Stored data
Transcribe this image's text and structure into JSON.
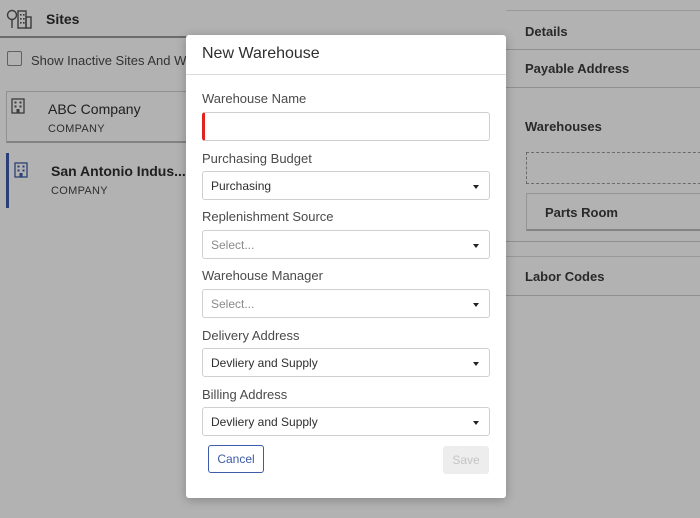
{
  "background": {
    "sites_title": "Sites",
    "show_inactive_label": "Show Inactive Sites And W",
    "sites": [
      {
        "name": "ABC Company",
        "type": "COMPANY"
      },
      {
        "name": "San Antonio Indus...",
        "type": "COMPANY"
      }
    ],
    "right_sections": {
      "details": "Details",
      "payable_address": "Payable Address",
      "warehouses": "Warehouses",
      "parts_room": "Parts Room",
      "labor_codes": "Labor Codes"
    }
  },
  "modal": {
    "title": "New Warehouse",
    "fields": {
      "warehouse_name": {
        "label": "Warehouse Name",
        "value": ""
      },
      "purchasing_budget": {
        "label": "Purchasing Budget",
        "value": "Purchasing"
      },
      "replenishment_source": {
        "label": "Replenishment Source",
        "value": "Select..."
      },
      "warehouse_manager": {
        "label": "Warehouse Manager",
        "value": "Select..."
      },
      "delivery_address": {
        "label": "Delivery Address",
        "value": "Devliery and Supply"
      },
      "billing_address": {
        "label": "Billing Address",
        "value": "Devliery and Supply"
      }
    },
    "buttons": {
      "cancel": "Cancel",
      "save": "Save"
    }
  },
  "colors": {
    "accent": "#3d5ba9",
    "required": "#e0231f",
    "overlay": "rgba(0,0,0,0.30)"
  }
}
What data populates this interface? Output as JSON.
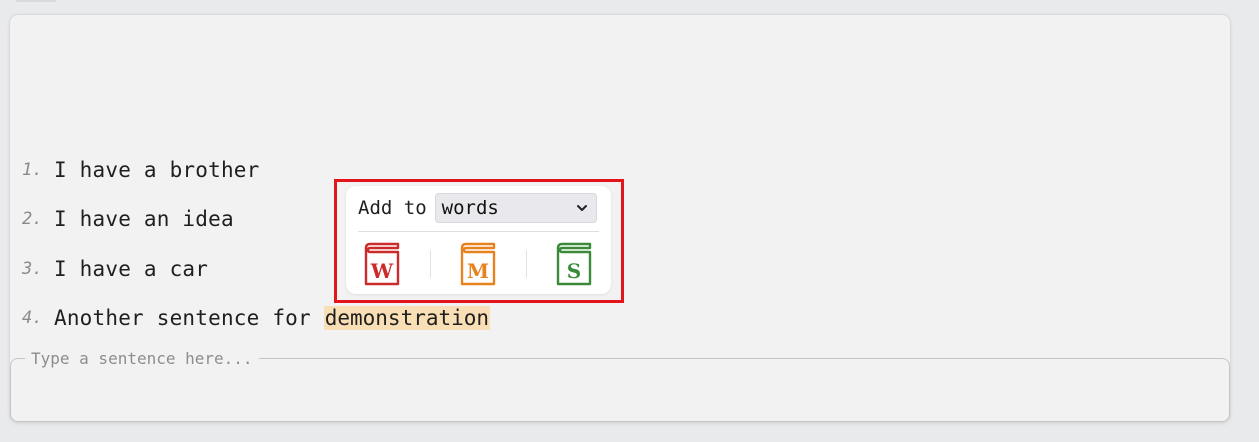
{
  "sentences": [
    {
      "number": "1.",
      "text": "I have a brother"
    },
    {
      "number": "2.",
      "text": "I have an idea"
    },
    {
      "number": "3.",
      "text": "I have a car"
    },
    {
      "number": "4.",
      "text_before": "Another sentence for ",
      "highlighted_word": "demonstration"
    }
  ],
  "input": {
    "placeholder": "Type a sentence here...",
    "value": ""
  },
  "popup": {
    "add_to_label": "Add to",
    "list_selected": "words",
    "dictionaries": [
      {
        "letter": "W",
        "color": "#cc2b2b",
        "icon": "book-w-icon"
      },
      {
        "letter": "M",
        "color": "#e8821e",
        "icon": "book-m-icon"
      },
      {
        "letter": "S",
        "color": "#3a8a3a",
        "icon": "book-s-icon"
      }
    ]
  },
  "colors": {
    "highlight": "#f9dfb5",
    "selection_outline": "#e3141b"
  }
}
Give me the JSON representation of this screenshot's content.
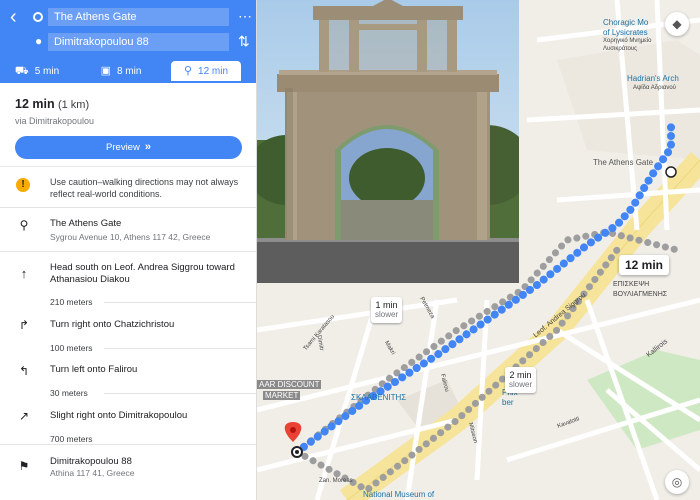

● AIM OF THE EXERCISE:
Copy out each record shown above without alteration, skipping any picture.

● WRITTEN SOLUTION:
Transcribe this image's text and structure into JSON.
{
  "background": {
    "sites_title": "Sites",
    "show_inactive_label": "Show Inactive Sites And W",
    "sites": [
      {
        "name": "ABC Company",
        "type": "COMPANY"
      },
      {
        "name": "San Antonio Indus...",
        "type": "COMPANY"
      }
    ],
    "right_sections": {
      "details": "Details",
      "payable_address": "Payable Address",
      "warehouses": "Warehouses",
      "parts_room": "Parts Room",
      "labor_codes": "Labor Codes"
    }
  },
  "modal": {
    "title": "New Warehouse",
    "fields": {
      "warehouse_name": {
        "label": "Warehouse Name",
        "value": ""
      },
      "purchasing_budget": {
        "label": "Purchasing Budget",
        "value": "Purchasing"
      },
      "replenishment_source": {
        "label": "Replenishment Source",
        "value": "Select..."
      },
      "warehouse_manager": {
        "label": "Warehouse Manager",
        "value": "Select..."
      },
      "delivery_address": {
        "label": "Delivery Address",
        "value": "Devliery and Supply"
      },
      "billing_address": {
        "label": "Billing Address",
        "value": "Devliery and Supply"
      }
    },
    "buttons": {
      "cancel": "Cancel",
      "save": "Save"
    }
  },
  "colors": {
    "accent": "#3d5ba9",
    "required": "#e0231f",
    "overlay": "rgba(0,0,0,0.30)"
  }
}
What data populates this interface? Output as JSON.
{
  "sentences": [
    {
      "number": "1.",
      "text": "I have a brother"
    },
    {
      "number": "2.",
      "text": "I have an idea"
    },
    {
      "number": "3.",
      "text": "I have a car"
    },
    {
      "number": "4.",
      "text_before": "Another sentence for ",
      "highlighted_word": "demonstration"
    }
  ],
  "input": {
    "placeholder": "Type a sentence here...",
    "value": ""
  },
  "popup": {
    "add_to_label": "Add to",
    "list_selected": "words",
    "dictionaries": [
      {
        "letter": "W",
        "color": "#cc2b2b",
        "icon": "book-w-icon"
      },
      {
        "letter": "M",
        "color": "#e8821e",
        "icon": "book-m-icon"
      },
      {
        "letter": "S",
        "color": "#3a8a3a",
        "icon": "book-s-icon"
      }
    ]
  },
  "colors": {
    "highlight": "#f9dfb5",
    "selection_outline": "#e3141b"
  }
}
Give me the JSON representation of this screenshot's content.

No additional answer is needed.